TO DO:
Filter the lines below, copying only those with the string "rest".

Collected data entries
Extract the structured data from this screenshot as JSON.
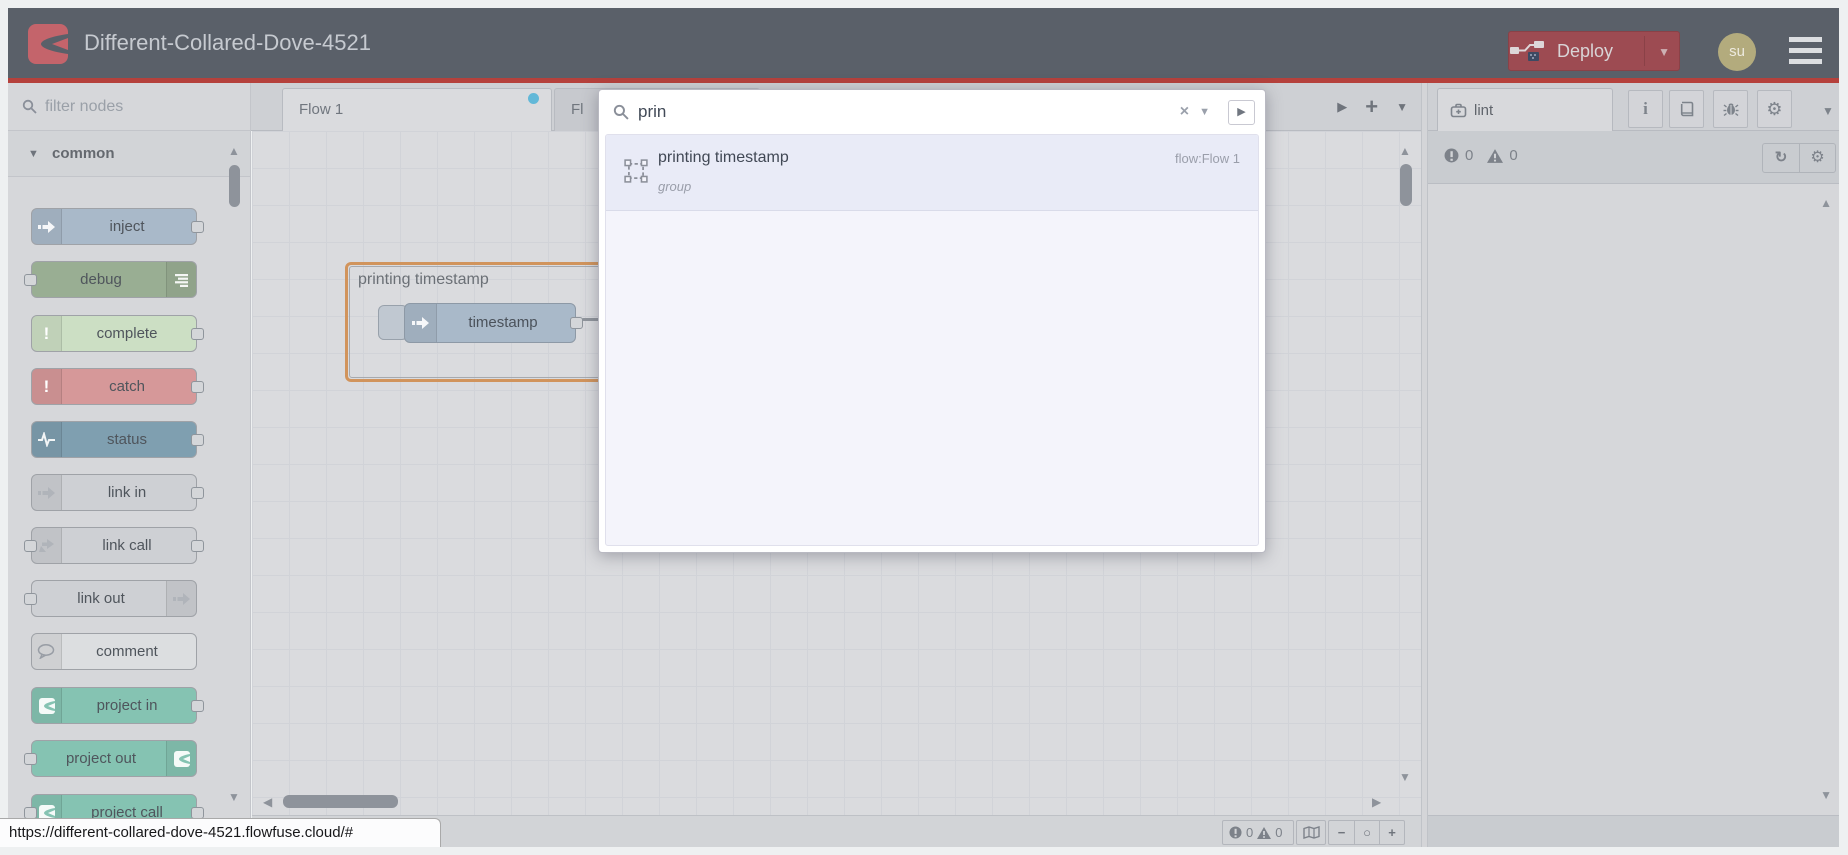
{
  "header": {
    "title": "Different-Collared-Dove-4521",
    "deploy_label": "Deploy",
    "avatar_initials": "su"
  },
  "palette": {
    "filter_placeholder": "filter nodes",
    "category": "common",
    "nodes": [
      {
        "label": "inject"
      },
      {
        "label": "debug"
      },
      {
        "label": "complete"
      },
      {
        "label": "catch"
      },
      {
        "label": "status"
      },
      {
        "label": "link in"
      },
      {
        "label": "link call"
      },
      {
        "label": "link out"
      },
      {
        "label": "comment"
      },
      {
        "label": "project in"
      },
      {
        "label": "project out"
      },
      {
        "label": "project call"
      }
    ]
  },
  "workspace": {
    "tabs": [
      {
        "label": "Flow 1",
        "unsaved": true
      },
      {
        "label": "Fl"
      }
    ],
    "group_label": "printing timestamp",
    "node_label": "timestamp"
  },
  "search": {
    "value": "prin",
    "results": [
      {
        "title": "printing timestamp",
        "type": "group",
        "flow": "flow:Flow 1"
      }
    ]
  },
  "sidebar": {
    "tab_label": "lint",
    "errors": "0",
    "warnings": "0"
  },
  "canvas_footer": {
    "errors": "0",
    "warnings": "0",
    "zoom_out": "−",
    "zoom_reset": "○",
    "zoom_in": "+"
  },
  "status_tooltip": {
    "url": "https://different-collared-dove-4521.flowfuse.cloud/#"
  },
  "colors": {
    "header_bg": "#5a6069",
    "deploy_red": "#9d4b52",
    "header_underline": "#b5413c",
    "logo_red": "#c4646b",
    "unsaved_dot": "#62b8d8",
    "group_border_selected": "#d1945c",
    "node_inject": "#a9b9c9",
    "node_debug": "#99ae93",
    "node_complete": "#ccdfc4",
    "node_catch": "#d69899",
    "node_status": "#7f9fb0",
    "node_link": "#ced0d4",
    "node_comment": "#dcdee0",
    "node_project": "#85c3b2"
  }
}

---

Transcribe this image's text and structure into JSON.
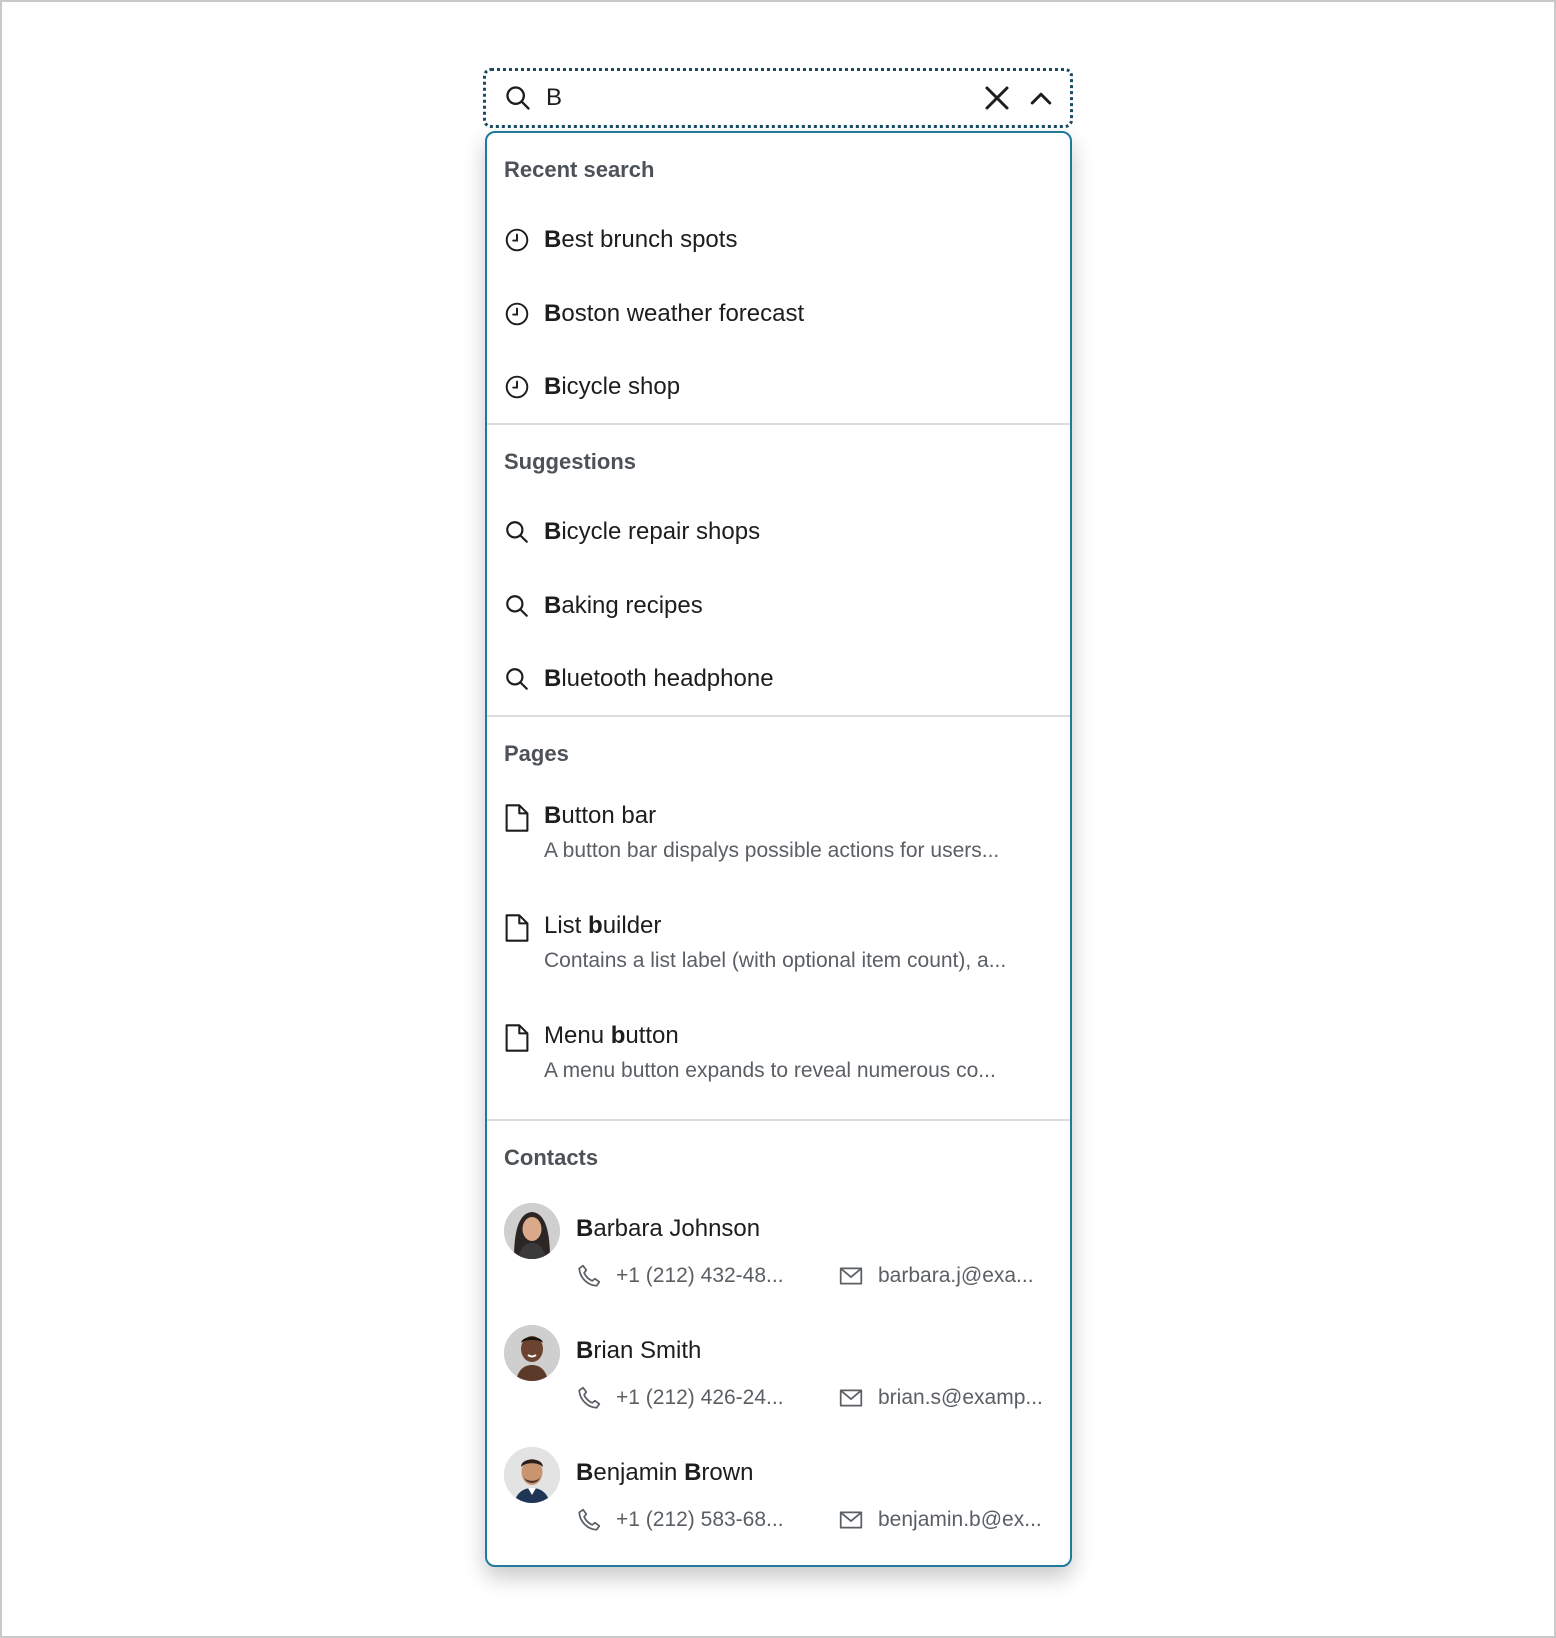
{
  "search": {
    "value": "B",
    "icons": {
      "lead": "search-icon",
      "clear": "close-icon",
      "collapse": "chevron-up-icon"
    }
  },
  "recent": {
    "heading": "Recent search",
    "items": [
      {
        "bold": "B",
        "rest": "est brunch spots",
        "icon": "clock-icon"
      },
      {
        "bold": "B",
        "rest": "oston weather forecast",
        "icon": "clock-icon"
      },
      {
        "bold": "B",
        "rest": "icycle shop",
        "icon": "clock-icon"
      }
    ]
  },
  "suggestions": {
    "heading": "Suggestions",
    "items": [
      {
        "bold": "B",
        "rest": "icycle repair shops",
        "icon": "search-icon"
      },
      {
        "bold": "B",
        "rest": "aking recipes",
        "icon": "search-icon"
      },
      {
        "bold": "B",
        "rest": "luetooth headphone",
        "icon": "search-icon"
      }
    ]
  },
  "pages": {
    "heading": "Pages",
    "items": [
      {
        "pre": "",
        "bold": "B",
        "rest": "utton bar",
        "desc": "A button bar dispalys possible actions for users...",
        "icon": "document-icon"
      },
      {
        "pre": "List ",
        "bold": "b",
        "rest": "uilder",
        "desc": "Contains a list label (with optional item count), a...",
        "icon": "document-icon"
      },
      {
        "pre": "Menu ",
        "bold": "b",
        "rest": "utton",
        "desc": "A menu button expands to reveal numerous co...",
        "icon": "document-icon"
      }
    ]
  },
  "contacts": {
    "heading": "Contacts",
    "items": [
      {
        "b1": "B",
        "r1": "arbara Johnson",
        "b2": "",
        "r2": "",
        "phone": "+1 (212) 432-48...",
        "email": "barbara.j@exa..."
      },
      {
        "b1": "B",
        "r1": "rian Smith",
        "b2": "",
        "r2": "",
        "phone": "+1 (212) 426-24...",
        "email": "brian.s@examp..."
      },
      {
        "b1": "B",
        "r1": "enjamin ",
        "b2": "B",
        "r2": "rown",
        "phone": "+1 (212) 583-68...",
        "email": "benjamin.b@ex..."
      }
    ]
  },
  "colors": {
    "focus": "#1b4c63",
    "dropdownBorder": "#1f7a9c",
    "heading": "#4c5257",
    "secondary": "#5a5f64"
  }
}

SOLUTION FOR THIS PROBLEM:
        "rest": "est brunch spots",
        "rest": "oston weather forecast",
        "rest": "icycle shop",
        "rest": "icycle repair shops",
        "rest": "aking recipes",
        "rest": "luetooth headphone",
        "rest": "utton bar",
        "rest": "uilder",
        "rest": "utton",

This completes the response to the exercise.